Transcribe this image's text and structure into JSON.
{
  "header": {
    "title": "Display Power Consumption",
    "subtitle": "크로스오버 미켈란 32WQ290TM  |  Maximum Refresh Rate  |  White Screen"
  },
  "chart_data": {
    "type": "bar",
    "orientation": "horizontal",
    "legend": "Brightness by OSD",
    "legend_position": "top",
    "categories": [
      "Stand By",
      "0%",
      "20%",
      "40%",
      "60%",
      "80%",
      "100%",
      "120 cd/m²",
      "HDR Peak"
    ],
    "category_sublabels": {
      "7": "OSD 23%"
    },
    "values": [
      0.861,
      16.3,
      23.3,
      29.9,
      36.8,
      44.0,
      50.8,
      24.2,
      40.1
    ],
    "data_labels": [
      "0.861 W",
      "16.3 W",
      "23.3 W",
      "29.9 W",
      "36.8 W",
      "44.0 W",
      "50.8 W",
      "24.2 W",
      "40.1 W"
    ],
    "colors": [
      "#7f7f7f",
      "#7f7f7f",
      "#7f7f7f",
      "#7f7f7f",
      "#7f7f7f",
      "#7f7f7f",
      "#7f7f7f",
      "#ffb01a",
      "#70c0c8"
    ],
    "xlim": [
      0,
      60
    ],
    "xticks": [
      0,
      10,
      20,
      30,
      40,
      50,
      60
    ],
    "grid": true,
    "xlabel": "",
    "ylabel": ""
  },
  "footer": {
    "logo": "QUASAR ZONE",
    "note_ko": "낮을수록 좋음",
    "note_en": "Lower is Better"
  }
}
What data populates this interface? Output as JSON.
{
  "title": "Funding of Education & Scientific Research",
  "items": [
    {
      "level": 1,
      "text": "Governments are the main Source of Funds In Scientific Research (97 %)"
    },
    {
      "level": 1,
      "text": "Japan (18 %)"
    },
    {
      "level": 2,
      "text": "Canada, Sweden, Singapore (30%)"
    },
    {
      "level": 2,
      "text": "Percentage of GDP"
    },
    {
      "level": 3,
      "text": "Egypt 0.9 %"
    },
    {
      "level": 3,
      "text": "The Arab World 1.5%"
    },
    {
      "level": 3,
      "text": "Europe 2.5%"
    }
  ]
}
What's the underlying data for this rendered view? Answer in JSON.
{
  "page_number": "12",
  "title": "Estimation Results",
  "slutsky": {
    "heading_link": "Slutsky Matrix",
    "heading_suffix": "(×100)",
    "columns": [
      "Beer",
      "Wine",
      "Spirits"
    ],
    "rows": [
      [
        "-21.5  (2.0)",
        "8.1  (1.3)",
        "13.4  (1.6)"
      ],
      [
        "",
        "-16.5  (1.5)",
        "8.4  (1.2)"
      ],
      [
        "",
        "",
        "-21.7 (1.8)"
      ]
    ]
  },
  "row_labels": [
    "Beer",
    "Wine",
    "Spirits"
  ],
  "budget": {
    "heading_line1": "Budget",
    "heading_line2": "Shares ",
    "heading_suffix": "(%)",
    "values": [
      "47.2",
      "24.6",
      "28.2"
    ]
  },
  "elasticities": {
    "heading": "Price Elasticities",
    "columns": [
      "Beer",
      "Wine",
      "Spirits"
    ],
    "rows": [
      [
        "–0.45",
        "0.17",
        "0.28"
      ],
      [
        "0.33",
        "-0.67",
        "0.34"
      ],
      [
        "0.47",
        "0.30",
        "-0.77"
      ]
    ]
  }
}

The problem
Nothing outside the span should appear: transcribe the lines from the one containing "What's the underlying" through the last line of the records.

Solution for this problem
What's the underlying data for this rendered view? Answer in JSON.
{
  "page_number": "12",
  "title": "Estimation Results",
  "slutsky": {
    "heading_link": "Slutsky Matrix",
    "heading_suffix": "(×100)",
    "columns": [
      "Beer",
      "Wine",
      "Spirits"
    ],
    "rows": [
      [
        "-21.5  (2.0)",
        "8.1  (1.3)",
        "13.4  (1.6)"
      ],
      [
        "",
        "-16.5  (1.5)",
        "8.4  (1.2)"
      ],
      [
        "",
        "",
        "-21.7 (1.8)"
      ]
    ]
  },
  "row_labels": [
    "Beer",
    "Wine",
    "Spirits"
  ],
  "budget": {
    "heading_line1": "Budget",
    "heading_line2": "Shares ",
    "heading_suffix": "(%)",
    "values": [
      "47.2",
      "24.6",
      "28.2"
    ]
  },
  "elasticities": {
    "heading": "Price Elasticities",
    "columns": [
      "Beer",
      "Wine",
      "Spirits"
    ],
    "rows": [
      [
        "–0.45",
        "0.17",
        "0.28"
      ],
      [
        "0.33",
        "-0.67",
        "0.34"
      ],
      [
        "0.47",
        "0.30",
        "-0.77"
      ]
    ]
  }
}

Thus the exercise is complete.